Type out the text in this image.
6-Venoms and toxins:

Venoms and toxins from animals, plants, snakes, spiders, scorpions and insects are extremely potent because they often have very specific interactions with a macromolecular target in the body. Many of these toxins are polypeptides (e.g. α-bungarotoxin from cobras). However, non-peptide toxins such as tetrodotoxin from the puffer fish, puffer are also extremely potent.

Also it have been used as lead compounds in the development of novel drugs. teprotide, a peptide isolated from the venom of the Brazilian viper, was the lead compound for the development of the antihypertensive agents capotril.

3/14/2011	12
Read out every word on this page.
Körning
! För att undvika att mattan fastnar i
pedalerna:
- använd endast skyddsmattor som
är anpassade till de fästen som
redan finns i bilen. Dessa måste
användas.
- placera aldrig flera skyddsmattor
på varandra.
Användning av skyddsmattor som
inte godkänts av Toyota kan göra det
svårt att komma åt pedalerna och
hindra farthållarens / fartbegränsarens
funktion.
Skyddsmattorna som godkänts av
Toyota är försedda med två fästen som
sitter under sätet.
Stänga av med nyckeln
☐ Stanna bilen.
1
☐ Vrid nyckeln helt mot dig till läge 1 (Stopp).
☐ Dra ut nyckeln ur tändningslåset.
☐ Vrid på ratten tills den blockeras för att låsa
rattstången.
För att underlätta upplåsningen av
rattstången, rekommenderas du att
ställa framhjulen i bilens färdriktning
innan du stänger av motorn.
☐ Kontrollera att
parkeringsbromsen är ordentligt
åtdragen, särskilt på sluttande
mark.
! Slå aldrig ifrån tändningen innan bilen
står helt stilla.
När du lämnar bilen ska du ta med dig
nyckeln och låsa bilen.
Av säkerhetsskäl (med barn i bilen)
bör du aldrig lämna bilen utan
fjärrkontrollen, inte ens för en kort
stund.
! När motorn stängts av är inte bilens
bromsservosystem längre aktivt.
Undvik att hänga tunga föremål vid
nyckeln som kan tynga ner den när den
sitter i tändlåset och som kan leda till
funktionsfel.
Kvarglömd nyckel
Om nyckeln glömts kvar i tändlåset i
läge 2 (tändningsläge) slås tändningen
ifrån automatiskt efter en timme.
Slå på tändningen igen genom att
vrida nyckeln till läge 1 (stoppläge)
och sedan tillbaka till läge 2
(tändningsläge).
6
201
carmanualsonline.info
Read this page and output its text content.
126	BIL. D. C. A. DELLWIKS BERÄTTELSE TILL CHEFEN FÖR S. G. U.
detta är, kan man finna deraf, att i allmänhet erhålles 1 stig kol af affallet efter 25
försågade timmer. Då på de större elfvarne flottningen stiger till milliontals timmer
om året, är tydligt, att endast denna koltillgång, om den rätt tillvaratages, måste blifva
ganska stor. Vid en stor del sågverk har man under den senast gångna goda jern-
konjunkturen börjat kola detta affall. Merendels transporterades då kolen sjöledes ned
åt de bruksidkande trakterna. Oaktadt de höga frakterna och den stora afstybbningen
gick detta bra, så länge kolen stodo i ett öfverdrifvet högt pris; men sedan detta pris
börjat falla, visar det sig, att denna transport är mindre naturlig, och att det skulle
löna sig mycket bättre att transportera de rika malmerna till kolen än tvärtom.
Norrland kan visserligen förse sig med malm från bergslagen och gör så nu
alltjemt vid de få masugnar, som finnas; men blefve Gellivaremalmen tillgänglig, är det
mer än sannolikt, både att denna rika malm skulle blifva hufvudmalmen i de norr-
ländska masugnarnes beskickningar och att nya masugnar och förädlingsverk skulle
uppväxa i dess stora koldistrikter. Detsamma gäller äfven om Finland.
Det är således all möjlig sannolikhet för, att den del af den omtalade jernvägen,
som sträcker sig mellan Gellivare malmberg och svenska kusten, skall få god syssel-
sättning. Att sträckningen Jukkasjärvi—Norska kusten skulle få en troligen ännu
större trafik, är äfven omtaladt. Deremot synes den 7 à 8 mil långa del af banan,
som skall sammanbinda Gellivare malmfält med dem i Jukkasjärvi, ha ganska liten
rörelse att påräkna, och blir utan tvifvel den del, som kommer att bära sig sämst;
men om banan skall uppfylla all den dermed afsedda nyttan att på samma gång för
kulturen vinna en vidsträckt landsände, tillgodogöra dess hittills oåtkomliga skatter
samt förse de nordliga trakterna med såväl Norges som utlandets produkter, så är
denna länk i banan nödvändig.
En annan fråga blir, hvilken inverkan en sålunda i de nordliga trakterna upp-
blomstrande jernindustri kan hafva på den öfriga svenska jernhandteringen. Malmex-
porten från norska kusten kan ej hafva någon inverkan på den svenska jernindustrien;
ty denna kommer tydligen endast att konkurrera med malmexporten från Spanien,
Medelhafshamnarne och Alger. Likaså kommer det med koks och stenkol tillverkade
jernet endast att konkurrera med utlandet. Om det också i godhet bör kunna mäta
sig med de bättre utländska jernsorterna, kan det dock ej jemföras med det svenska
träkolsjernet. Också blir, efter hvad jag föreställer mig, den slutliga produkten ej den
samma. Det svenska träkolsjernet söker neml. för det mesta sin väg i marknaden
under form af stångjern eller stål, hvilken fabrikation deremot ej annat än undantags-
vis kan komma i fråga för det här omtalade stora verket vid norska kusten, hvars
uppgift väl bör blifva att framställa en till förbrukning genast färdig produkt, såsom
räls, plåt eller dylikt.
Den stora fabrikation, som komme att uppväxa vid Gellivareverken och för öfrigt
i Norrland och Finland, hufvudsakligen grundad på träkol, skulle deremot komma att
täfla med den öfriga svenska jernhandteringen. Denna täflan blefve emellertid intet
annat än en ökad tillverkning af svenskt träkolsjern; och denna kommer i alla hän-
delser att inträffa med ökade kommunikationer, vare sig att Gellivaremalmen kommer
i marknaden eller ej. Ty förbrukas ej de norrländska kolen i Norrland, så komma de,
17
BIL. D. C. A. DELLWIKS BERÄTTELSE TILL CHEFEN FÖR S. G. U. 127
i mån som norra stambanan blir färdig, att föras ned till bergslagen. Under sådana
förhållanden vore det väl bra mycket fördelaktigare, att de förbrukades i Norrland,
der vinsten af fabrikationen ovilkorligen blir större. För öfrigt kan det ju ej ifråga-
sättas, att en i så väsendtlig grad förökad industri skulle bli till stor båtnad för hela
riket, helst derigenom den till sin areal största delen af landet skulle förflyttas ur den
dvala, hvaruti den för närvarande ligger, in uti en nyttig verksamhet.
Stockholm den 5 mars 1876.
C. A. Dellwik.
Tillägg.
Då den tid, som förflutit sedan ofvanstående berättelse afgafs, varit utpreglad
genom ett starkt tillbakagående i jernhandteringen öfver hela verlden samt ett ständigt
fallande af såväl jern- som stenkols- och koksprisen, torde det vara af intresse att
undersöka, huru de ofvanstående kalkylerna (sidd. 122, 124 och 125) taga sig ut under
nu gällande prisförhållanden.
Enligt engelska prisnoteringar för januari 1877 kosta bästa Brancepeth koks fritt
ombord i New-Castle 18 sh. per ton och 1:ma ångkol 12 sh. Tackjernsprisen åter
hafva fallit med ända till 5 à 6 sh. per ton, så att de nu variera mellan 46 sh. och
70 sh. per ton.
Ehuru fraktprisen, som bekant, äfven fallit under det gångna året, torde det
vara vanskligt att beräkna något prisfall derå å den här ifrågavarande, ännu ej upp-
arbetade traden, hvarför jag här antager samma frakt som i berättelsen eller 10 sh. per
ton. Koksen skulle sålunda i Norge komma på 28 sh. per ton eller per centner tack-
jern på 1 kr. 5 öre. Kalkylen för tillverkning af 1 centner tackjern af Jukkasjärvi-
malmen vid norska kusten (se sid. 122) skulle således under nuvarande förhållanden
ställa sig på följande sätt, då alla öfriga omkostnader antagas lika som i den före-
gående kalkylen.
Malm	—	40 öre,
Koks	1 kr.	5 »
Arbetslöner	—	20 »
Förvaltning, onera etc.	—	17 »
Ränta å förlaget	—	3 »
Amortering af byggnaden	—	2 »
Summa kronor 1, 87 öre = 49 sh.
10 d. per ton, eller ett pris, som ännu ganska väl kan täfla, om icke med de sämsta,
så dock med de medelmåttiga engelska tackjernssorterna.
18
+ + + + + + +
▸ What to produce
All lines with the word "hvilken" need to be copied from the data above.

▸ Response area
En annan fråga blir, hvilken inverkan en sålunda i de nordliga trakterna upp-
under form af stångjern eller stål, hvilken fabrikation deremot ej annat än undantags-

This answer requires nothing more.